### SHORT EXERCISE
Please output every line of the material as it stands, without the pictures.

### INFORMATION SHOWN

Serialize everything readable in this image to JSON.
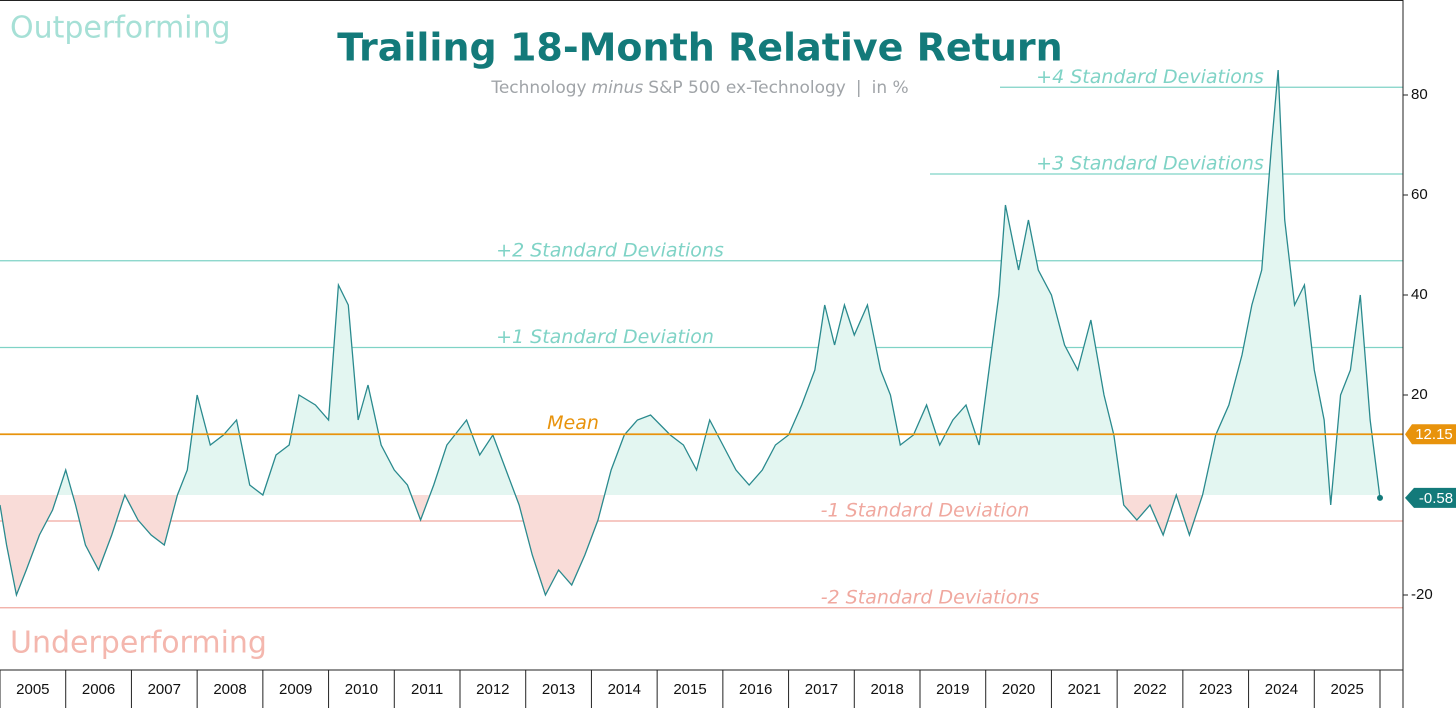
{
  "chart_data": {
    "type": "line",
    "title": "Trailing 18-Month Relative Return",
    "subtitle_parts": [
      "Technology",
      "minus",
      "S&P 500 ex-Technology",
      "|",
      "in %"
    ],
    "top_label": "Outperforming",
    "bottom_label": "Underperforming",
    "year_labels": [
      "2005",
      "2006",
      "2007",
      "2008",
      "2009",
      "2010",
      "2011",
      "2012",
      "2013",
      "2014",
      "2015",
      "2016",
      "2017",
      "2018",
      "2019",
      "2020",
      "2021",
      "2022",
      "2023",
      "2024",
      "2025"
    ],
    "xlim": [
      2005,
      2026.35
    ],
    "ylim": [
      -35,
      99
    ],
    "yticks": [
      -20,
      20,
      40,
      60,
      80
    ],
    "mean": {
      "label": "Mean",
      "value": 12.15,
      "color": "#e8930c"
    },
    "reference_lines": [
      {
        "label": "+4 Standard Deviations",
        "value": 81.55,
        "color": "#7fd3c6"
      },
      {
        "label": "+3 Standard Deviations",
        "value": 64.2,
        "color": "#7fd3c6"
      },
      {
        "label": "+2 Standard Deviations",
        "value": 46.85,
        "color": "#7fd3c6"
      },
      {
        "label": "+1 Standard Deviation",
        "value": 29.5,
        "color": "#7fd3c6"
      },
      {
        "label": "-1 Standard Deviation",
        "value": -5.2,
        "color": "#f0a89f"
      },
      {
        "label": "-2 Standard Deviations",
        "value": -22.55,
        "color": "#f0a89f"
      }
    ],
    "series": [
      {
        "name": "Technology minus S&P 500 ex-Technology",
        "color": "#2a8a8e",
        "fill_above": "#e3f6f1",
        "fill_below": "#f9dcd8",
        "x": [
          2005.0,
          2005.1,
          2005.25,
          2005.4,
          2005.6,
          2005.8,
          2006.0,
          2006.15,
          2006.3,
          2006.5,
          2006.7,
          2006.9,
          2007.1,
          2007.3,
          2007.5,
          2007.7,
          2007.85,
          2008.0,
          2008.2,
          2008.4,
          2008.6,
          2008.8,
          2009.0,
          2009.2,
          2009.4,
          2009.55,
          2009.8,
          2010.0,
          2010.15,
          2010.3,
          2010.45,
          2010.6,
          2010.8,
          2011.0,
          2011.2,
          2011.4,
          2011.6,
          2011.8,
          2012.1,
          2012.3,
          2012.5,
          2012.7,
          2012.9,
          2013.1,
          2013.3,
          2013.5,
          2013.7,
          2013.9,
          2014.1,
          2014.3,
          2014.5,
          2014.7,
          2014.9,
          2015.2,
          2015.4,
          2015.6,
          2015.8,
          2016.0,
          2016.2,
          2016.4,
          2016.6,
          2016.8,
          2017.0,
          2017.2,
          2017.4,
          2017.55,
          2017.7,
          2017.85,
          2018.0,
          2018.2,
          2018.4,
          2018.55,
          2018.7,
          2018.9,
          2019.1,
          2019.3,
          2019.5,
          2019.7,
          2019.9,
          2020.05,
          2020.2,
          2020.3,
          2020.5,
          2020.65,
          2020.8,
          2021.0,
          2021.2,
          2021.4,
          2021.6,
          2021.8,
          2021.95,
          2022.1,
          2022.3,
          2022.5,
          2022.7,
          2022.9,
          2023.1,
          2023.3,
          2023.5,
          2023.7,
          2023.9,
          2024.05,
          2024.2,
          2024.35,
          2024.45,
          2024.55,
          2024.7,
          2024.85,
          2025.0,
          2025.15,
          2025.25,
          2025.4,
          2025.55,
          2025.7,
          2025.85,
          2026.0
        ],
        "values": [
          -2,
          -10,
          -20,
          -15,
          -8,
          -3,
          5,
          -2,
          -10,
          -15,
          -8,
          0,
          -5,
          -8,
          -10,
          0,
          5,
          20,
          10,
          12,
          15,
          2,
          0,
          8,
          10,
          20,
          18,
          15,
          42,
          38,
          15,
          22,
          10,
          5,
          2,
          -5,
          2,
          10,
          15,
          8,
          12,
          5,
          -2,
          -12,
          -20,
          -15,
          -18,
          -12,
          -5,
          5,
          12,
          15,
          16,
          12,
          10,
          5,
          15,
          10,
          5,
          2,
          5,
          10,
          12,
          18,
          25,
          38,
          30,
          38,
          32,
          38,
          25,
          20,
          10,
          12,
          18,
          10,
          15,
          18,
          10,
          25,
          40,
          58,
          45,
          55,
          45,
          40,
          30,
          25,
          35,
          20,
          12,
          -2,
          -5,
          -2,
          -8,
          0,
          -8,
          0,
          12,
          18,
          28,
          38,
          45,
          70,
          85,
          55,
          38,
          42,
          25,
          15,
          -2,
          20,
          25,
          40,
          15,
          -0.58
        ]
      }
    ]
  }
}
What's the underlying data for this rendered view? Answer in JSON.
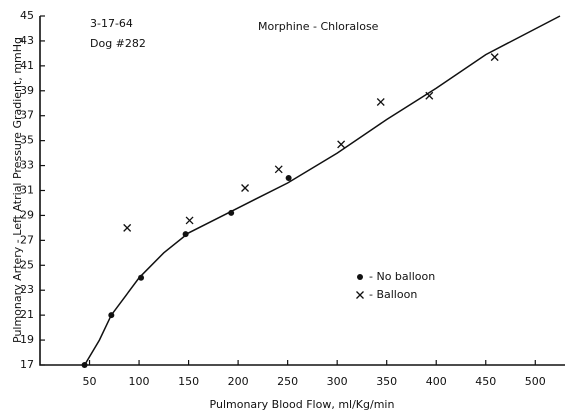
{
  "chart_data": {
    "type": "scatter",
    "annotations": [
      "3-17-64",
      "Dog #282",
      "Morphine - Chloralose"
    ],
    "xlabel": "Pulmonary Blood Flow, ml/Kg/min",
    "ylabel": "Pulmonary Artery - Left Atrial Pressure Gradient, mmHg",
    "xlim": [
      0,
      530
    ],
    "xticks": [
      50,
      100,
      150,
      200,
      250,
      300,
      350,
      400,
      450,
      500
    ],
    "ylim": [
      17,
      45
    ],
    "yticks": [
      17,
      19,
      21,
      23,
      25,
      27,
      29,
      31,
      33,
      35,
      37,
      39,
      41,
      43,
      45
    ],
    "series": [
      {
        "name": "- No balloon",
        "marker": "dot",
        "color": "#111111",
        "x": [
          45,
          72,
          102,
          147,
          193,
          251
        ],
        "values": [
          17,
          21,
          24,
          27.5,
          29.2,
          32
        ]
      },
      {
        "name": "- Balloon",
        "marker": "cross",
        "color": "#111111",
        "x": [
          88,
          151,
          207,
          241,
          304,
          344,
          393,
          459
        ],
        "values": [
          28,
          28.6,
          31.2,
          32.7,
          34.7,
          38.1,
          38.6,
          41.7
        ]
      }
    ],
    "curve": {
      "color": "#111111",
      "x": [
        45,
        60,
        72,
        100,
        125,
        150,
        200,
        250,
        300,
        350,
        400,
        450,
        525
      ],
      "values": [
        17,
        19,
        21,
        24,
        26,
        27.6,
        29.6,
        31.6,
        34,
        36.7,
        39.2,
        41.9,
        45
      ]
    }
  }
}
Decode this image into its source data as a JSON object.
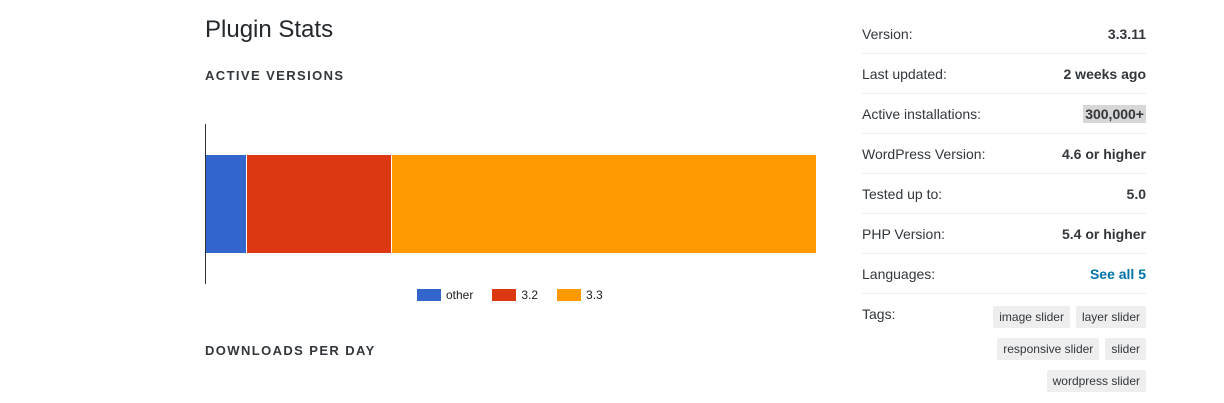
{
  "page": {
    "title": "Plugin Stats",
    "active_versions_heading": "ACTIVE VERSIONS",
    "downloads_heading": "DOWNLOADS PER DAY"
  },
  "chart_data": {
    "type": "bar",
    "orientation": "horizontal-stacked",
    "categories": [
      "other",
      "3.2",
      "3.3"
    ],
    "series": [
      {
        "name": "other",
        "value": 6.6,
        "color": "#3366cc"
      },
      {
        "name": "3.2",
        "value": 23.8,
        "color": "#dc3912"
      },
      {
        "name": "3.3",
        "value": 69.6,
        "color": "#ff9900"
      }
    ],
    "xlim": [
      0,
      100
    ],
    "legend": "bottom"
  },
  "meta": {
    "version_label": "Version:",
    "version_value": "3.3.11",
    "updated_label": "Last updated:",
    "updated_value": "2 weeks ago",
    "installs_label": "Active installations:",
    "installs_value": "300,000+",
    "wp_label": "WordPress Version:",
    "wp_value": "4.6 or higher",
    "tested_label": "Tested up to:",
    "tested_value": "5.0",
    "php_label": "PHP Version:",
    "php_value": "5.4 or higher",
    "languages_label": "Languages:",
    "languages_link": "See all 5",
    "tags_label": "Tags:",
    "tags": [
      "image slider",
      "layer slider",
      "responsive slider",
      "slider",
      "wordpress slider"
    ]
  }
}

### TASK ANSWER
Serialize everything readable in this image to JSON.
{
  "chart_data": {
    "type": "line",
    "title": "Trailing 18-Month Relative Return",
    "subtitle_parts": [
      "Technology",
      "minus",
      "S&P 500 ex-Technology",
      "|",
      "in %"
    ],
    "top_label": "Outperforming",
    "bottom_label": "Underperforming",
    "year_labels": [
      "2005",
      "2006",
      "2007",
      "2008",
      "2009",
      "2010",
      "2011",
      "2012",
      "2013",
      "2014",
      "2015",
      "2016",
      "2017",
      "2018",
      "2019",
      "2020",
      "2021",
      "2022",
      "2023",
      "2024",
      "2025"
    ],
    "xlim": [
      2005,
      2026.35
    ],
    "ylim": [
      -35,
      99
    ],
    "yticks": [
      -20,
      20,
      40,
      60,
      80
    ],
    "mean": {
      "label": "Mean",
      "value": 12.15,
      "color": "#e8930c"
    },
    "reference_lines": [
      {
        "label": "+4 Standard Deviations",
        "value": 81.55,
        "color": "#7fd3c6"
      },
      {
        "label": "+3 Standard Deviations",
        "value": 64.2,
        "color": "#7fd3c6"
      },
      {
        "label": "+2 Standard Deviations",
        "value": 46.85,
        "color": "#7fd3c6"
      },
      {
        "label": "+1 Standard Deviation",
        "value": 29.5,
        "color": "#7fd3c6"
      },
      {
        "label": "-1 Standard Deviation",
        "value": -5.2,
        "color": "#f0a89f"
      },
      {
        "label": "-2 Standard Deviations",
        "value": -22.55,
        "color": "#f0a89f"
      }
    ],
    "series": [
      {
        "name": "Technology minus S&P 500 ex-Technology",
        "color": "#2a8a8e",
        "fill_above": "#e3f6f1",
        "fill_below": "#f9dcd8",
        "x": [
          2005.0,
          2005.1,
          2005.25,
          2005.4,
          2005.6,
          2005.8,
          2006.0,
          2006.15,
          2006.3,
          2006.5,
          2006.7,
          2006.9,
          2007.1,
          2007.3,
          2007.5,
          2007.7,
          2007.85,
          2008.0,
          2008.2,
          2008.4,
          2008.6,
          2008.8,
          2009.0,
          2009.2,
          2009.4,
          2009.55,
          2009.8,
          2010.0,
          2010.15,
          2010.3,
          2010.45,
          2010.6,
          2010.8,
          2011.0,
          2011.2,
          2011.4,
          2011.6,
          2011.8,
          2012.1,
          2012.3,
          2012.5,
          2012.7,
          2012.9,
          2013.1,
          2013.3,
          2013.5,
          2013.7,
          2013.9,
          2014.1,
          2014.3,
          2014.5,
          2014.7,
          2014.9,
          2015.2,
          2015.4,
          2015.6,
          2015.8,
          2016.0,
          2016.2,
          2016.4,
          2016.6,
          2016.8,
          2017.0,
          2017.2,
          2017.4,
          2017.55,
          2017.7,
          2017.85,
          2018.0,
          2018.2,
          2018.4,
          2018.55,
          2018.7,
          2018.9,
          2019.1,
          2019.3,
          2019.5,
          2019.7,
          2019.9,
          2020.05,
          2020.2,
          2020.3,
          2020.5,
          2020.65,
          2020.8,
          2021.0,
          2021.2,
          2021.4,
          2021.6,
          2021.8,
          2021.95,
          2022.1,
          2022.3,
          2022.5,
          2022.7,
          2022.9,
          2023.1,
          2023.3,
          2023.5,
          2023.7,
          2023.9,
          2024.05,
          2024.2,
          2024.35,
          2024.45,
          2024.55,
          2024.7,
          2024.85,
          2025.0,
          2025.15,
          2025.25,
          2025.4,
          2025.55,
          2025.7,
          2025.85,
          2026.0
        ],
        "values": [
          -2,
          -10,
          -20,
          -15,
          -8,
          -3,
          5,
          -2,
          -10,
          -15,
          -8,
          0,
          -5,
          -8,
          -10,
          0,
          5,
          20,
          10,
          12,
          15,
          2,
          0,
          8,
          10,
          20,
          18,
          15,
          42,
          38,
          15,
          22,
          10,
          5,
          2,
          -5,
          2,
          10,
          15,
          8,
          12,
          5,
          -2,
          -12,
          -20,
          -15,
          -18,
          -12,
          -5,
          5,
          12,
          15,
          16,
          12,
          10,
          5,
          15,
          10,
          5,
          2,
          5,
          10,
          12,
          18,
          25,
          38,
          30,
          38,
          32,
          38,
          25,
          20,
          10,
          12,
          18,
          10,
          15,
          18,
          10,
          25,
          40,
          58,
          45,
          55,
          45,
          40,
          30,
          25,
          35,
          20,
          12,
          -2,
          -5,
          -2,
          -8,
          0,
          -8,
          0,
          12,
          18,
          28,
          38,
          45,
          70,
          85,
          55,
          38,
          42,
          25,
          15,
          -2,
          20,
          25,
          40,
          15,
          -0.58
        ]
      }
    ]
  }
}
What's the underlying data for this rendered view? Answer in JSON.
{
  "chart_data": {
    "type": "scatter",
    "annotations": [
      "3-17-64",
      "Dog #282",
      "Morphine - Chloralose"
    ],
    "xlabel": "Pulmonary Blood Flow, ml/Kg/min",
    "ylabel": "Pulmonary Artery - Left Atrial Pressure Gradient, mmHg",
    "xlim": [
      0,
      530
    ],
    "xticks": [
      50,
      100,
      150,
      200,
      250,
      300,
      350,
      400,
      450,
      500
    ],
    "ylim": [
      17,
      45
    ],
    "yticks": [
      17,
      19,
      21,
      23,
      25,
      27,
      29,
      31,
      33,
      35,
      37,
      39,
      41,
      43,
      45
    ],
    "series": [
      {
        "name": "- No balloon",
        "marker": "dot",
        "color": "#111111",
        "x": [
          45,
          72,
          102,
          147,
          193,
          251
        ],
        "values": [
          17,
          21,
          24,
          27.5,
          29.2,
          32
        ]
      },
      {
        "name": "- Balloon",
        "marker": "cross",
        "color": "#111111",
        "x": [
          88,
          151,
          207,
          241,
          304,
          344,
          393,
          459
        ],
        "values": [
          28,
          28.6,
          31.2,
          32.7,
          34.7,
          38.1,
          38.6,
          41.7
        ]
      }
    ],
    "curve": {
      "color": "#111111",
      "x": [
        45,
        60,
        72,
        100,
        125,
        150,
        200,
        250,
        300,
        350,
        400,
        450,
        525
      ],
      "values": [
        17,
        19,
        21,
        24,
        26,
        27.6,
        29.6,
        31.6,
        34,
        36.7,
        39.2,
        41.9,
        45
      ]
    }
  }
}
Decode this image into its source data as a JSON object.
{
  "page": {
    "title": "Plugin Stats",
    "active_versions_heading": "ACTIVE VERSIONS",
    "downloads_heading": "DOWNLOADS PER DAY"
  },
  "chart_data": {
    "type": "bar",
    "orientation": "horizontal-stacked",
    "categories": [
      "other",
      "3.2",
      "3.3"
    ],
    "series": [
      {
        "name": "other",
        "value": 6.6,
        "color": "#3366cc"
      },
      {
        "name": "3.2",
        "value": 23.8,
        "color": "#dc3912"
      },
      {
        "name": "3.3",
        "value": 69.6,
        "color": "#ff9900"
      }
    ],
    "xlim": [
      0,
      100
    ],
    "legend": "bottom"
  },
  "meta": {
    "version_label": "Version:",
    "version_value": "3.3.11",
    "updated_label": "Last updated:",
    "updated_value": "2 weeks ago",
    "installs_label": "Active installations:",
    "installs_value": "300,000+",
    "wp_label": "WordPress Version:",
    "wp_value": "4.6 or higher",
    "tested_label": "Tested up to:",
    "tested_value": "5.0",
    "php_label": "PHP Version:",
    "php_value": "5.4 or higher",
    "languages_label": "Languages:",
    "languages_link": "See all 5",
    "tags_label": "Tags:",
    "tags": [
      "image slider",
      "layer slider",
      "responsive slider",
      "slider",
      "wordpress slider"
    ]
  }
}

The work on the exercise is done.